Extract each line where the string "maar" shows up.

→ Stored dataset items
________________________

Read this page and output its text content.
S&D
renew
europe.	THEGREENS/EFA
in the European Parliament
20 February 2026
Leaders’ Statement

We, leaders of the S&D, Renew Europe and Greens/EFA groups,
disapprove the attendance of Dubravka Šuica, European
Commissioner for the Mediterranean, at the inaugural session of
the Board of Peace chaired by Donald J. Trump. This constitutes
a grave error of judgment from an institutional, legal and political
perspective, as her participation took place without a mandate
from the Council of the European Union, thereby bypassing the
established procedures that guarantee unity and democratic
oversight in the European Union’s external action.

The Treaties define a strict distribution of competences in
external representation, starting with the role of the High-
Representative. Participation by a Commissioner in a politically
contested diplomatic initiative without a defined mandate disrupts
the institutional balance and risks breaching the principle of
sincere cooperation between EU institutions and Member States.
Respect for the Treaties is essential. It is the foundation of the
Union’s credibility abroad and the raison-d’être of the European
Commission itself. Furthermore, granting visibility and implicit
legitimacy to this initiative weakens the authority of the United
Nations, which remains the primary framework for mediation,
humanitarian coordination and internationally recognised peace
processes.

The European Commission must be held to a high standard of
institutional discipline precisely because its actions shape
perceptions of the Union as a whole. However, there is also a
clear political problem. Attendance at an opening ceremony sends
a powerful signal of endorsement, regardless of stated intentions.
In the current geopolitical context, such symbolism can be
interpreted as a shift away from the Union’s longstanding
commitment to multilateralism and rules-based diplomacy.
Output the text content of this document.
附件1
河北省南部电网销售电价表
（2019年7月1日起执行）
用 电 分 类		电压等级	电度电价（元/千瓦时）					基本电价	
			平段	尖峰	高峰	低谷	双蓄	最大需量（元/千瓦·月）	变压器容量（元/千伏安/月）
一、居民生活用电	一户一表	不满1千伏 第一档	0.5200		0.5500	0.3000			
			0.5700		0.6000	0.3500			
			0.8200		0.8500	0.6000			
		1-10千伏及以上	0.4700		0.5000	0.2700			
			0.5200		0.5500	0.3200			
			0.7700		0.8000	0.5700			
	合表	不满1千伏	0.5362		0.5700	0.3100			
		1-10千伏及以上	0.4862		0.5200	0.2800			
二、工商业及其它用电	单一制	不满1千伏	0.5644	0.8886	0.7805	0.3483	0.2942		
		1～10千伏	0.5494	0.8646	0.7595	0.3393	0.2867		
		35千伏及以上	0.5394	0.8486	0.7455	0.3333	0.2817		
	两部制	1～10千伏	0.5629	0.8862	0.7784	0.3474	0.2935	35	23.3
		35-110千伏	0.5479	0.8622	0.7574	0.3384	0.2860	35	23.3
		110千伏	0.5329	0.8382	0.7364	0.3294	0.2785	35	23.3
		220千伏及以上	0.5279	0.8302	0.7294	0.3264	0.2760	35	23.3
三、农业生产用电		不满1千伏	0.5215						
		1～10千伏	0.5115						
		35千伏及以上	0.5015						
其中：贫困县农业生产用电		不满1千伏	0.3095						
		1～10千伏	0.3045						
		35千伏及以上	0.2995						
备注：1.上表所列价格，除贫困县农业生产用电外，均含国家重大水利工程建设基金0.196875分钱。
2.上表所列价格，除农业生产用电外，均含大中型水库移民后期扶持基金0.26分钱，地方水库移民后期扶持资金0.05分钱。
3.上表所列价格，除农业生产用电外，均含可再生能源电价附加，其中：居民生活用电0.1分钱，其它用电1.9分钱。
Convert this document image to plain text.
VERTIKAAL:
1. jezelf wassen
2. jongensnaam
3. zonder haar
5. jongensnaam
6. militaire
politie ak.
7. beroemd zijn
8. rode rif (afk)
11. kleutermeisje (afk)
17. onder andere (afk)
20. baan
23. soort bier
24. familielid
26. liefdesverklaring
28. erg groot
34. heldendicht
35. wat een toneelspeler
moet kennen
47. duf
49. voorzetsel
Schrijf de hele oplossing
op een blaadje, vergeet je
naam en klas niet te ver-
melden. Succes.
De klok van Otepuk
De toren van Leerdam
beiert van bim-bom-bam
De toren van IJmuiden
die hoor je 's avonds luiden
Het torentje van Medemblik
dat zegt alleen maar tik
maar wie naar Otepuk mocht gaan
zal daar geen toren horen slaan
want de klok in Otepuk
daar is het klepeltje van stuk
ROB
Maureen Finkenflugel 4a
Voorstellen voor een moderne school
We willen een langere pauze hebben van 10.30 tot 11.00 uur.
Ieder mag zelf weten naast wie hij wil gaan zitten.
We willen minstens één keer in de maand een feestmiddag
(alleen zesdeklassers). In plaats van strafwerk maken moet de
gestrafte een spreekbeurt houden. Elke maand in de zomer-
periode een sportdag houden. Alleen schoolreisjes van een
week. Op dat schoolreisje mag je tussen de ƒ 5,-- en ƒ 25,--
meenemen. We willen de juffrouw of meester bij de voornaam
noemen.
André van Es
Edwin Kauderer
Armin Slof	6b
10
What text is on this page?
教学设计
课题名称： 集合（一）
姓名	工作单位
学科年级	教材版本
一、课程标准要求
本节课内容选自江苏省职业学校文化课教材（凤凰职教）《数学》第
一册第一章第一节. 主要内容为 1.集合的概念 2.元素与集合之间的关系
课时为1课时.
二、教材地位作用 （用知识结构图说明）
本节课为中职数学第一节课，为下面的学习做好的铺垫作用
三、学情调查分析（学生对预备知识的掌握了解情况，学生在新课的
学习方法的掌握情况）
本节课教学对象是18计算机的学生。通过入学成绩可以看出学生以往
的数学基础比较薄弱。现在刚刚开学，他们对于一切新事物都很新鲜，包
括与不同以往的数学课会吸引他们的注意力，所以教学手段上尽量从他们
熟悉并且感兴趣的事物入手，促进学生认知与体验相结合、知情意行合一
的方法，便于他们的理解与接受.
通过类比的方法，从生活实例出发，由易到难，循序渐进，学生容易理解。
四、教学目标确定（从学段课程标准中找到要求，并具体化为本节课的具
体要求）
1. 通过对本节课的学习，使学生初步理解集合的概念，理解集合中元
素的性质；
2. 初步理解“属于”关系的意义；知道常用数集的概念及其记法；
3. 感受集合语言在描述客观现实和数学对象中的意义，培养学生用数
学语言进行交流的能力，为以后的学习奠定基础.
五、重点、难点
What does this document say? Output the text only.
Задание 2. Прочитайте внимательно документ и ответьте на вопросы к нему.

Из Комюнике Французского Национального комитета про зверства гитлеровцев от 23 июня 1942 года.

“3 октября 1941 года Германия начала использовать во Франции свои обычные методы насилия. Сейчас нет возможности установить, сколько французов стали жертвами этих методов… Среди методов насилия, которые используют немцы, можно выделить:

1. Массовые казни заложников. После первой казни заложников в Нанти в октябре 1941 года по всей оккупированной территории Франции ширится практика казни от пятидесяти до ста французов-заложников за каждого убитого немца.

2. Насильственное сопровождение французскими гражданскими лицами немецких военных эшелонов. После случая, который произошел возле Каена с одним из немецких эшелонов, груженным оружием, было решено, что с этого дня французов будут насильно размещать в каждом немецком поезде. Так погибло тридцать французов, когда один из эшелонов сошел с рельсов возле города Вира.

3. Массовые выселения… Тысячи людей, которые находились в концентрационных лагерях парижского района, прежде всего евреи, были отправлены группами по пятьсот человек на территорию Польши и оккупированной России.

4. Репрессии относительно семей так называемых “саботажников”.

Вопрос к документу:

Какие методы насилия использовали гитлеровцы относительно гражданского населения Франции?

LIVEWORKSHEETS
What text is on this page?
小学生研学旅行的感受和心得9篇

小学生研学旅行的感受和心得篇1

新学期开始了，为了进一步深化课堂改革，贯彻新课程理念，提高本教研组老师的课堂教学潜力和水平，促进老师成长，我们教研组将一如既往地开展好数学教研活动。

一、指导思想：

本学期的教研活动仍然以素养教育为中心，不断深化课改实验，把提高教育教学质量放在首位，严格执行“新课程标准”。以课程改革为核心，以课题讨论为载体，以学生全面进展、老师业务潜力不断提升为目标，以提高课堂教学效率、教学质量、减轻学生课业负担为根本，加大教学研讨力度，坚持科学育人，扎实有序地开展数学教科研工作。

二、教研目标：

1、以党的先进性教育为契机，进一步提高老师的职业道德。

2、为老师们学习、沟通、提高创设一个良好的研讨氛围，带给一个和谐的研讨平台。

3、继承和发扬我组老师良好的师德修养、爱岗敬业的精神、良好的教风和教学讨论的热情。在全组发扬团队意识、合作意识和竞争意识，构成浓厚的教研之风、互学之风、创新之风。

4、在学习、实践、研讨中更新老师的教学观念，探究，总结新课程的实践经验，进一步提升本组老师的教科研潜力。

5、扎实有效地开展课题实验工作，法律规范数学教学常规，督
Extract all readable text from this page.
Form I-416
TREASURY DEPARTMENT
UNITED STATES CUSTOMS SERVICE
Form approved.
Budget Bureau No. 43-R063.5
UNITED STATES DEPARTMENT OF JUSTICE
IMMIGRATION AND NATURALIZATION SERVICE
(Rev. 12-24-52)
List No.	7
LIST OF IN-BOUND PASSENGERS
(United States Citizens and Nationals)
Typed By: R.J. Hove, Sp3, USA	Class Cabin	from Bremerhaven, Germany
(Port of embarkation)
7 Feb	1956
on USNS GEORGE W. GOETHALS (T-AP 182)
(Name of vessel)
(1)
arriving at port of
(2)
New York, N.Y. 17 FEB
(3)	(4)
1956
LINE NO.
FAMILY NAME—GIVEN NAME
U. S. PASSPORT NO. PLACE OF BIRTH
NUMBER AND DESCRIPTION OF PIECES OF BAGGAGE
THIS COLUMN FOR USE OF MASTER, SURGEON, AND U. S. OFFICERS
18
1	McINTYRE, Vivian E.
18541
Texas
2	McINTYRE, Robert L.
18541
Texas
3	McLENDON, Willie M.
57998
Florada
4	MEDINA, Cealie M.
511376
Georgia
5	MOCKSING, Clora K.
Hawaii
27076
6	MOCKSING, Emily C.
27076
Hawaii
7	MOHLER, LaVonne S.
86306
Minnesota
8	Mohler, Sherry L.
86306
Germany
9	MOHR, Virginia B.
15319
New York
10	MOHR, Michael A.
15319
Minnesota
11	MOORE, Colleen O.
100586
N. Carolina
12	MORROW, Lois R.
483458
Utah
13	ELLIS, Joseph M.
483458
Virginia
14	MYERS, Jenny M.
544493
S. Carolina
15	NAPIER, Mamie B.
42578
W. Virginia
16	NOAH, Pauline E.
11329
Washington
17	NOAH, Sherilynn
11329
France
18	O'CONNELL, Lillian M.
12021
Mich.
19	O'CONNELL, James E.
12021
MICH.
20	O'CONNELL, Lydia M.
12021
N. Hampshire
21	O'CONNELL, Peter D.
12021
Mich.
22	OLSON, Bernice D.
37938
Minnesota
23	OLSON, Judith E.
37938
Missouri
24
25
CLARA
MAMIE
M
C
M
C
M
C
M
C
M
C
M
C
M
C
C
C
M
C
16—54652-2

________________________

→ RESPONSE TO THIS EXERCISE
dat zegt alleen maar tik
maar wie naar Otepuk mocht gaan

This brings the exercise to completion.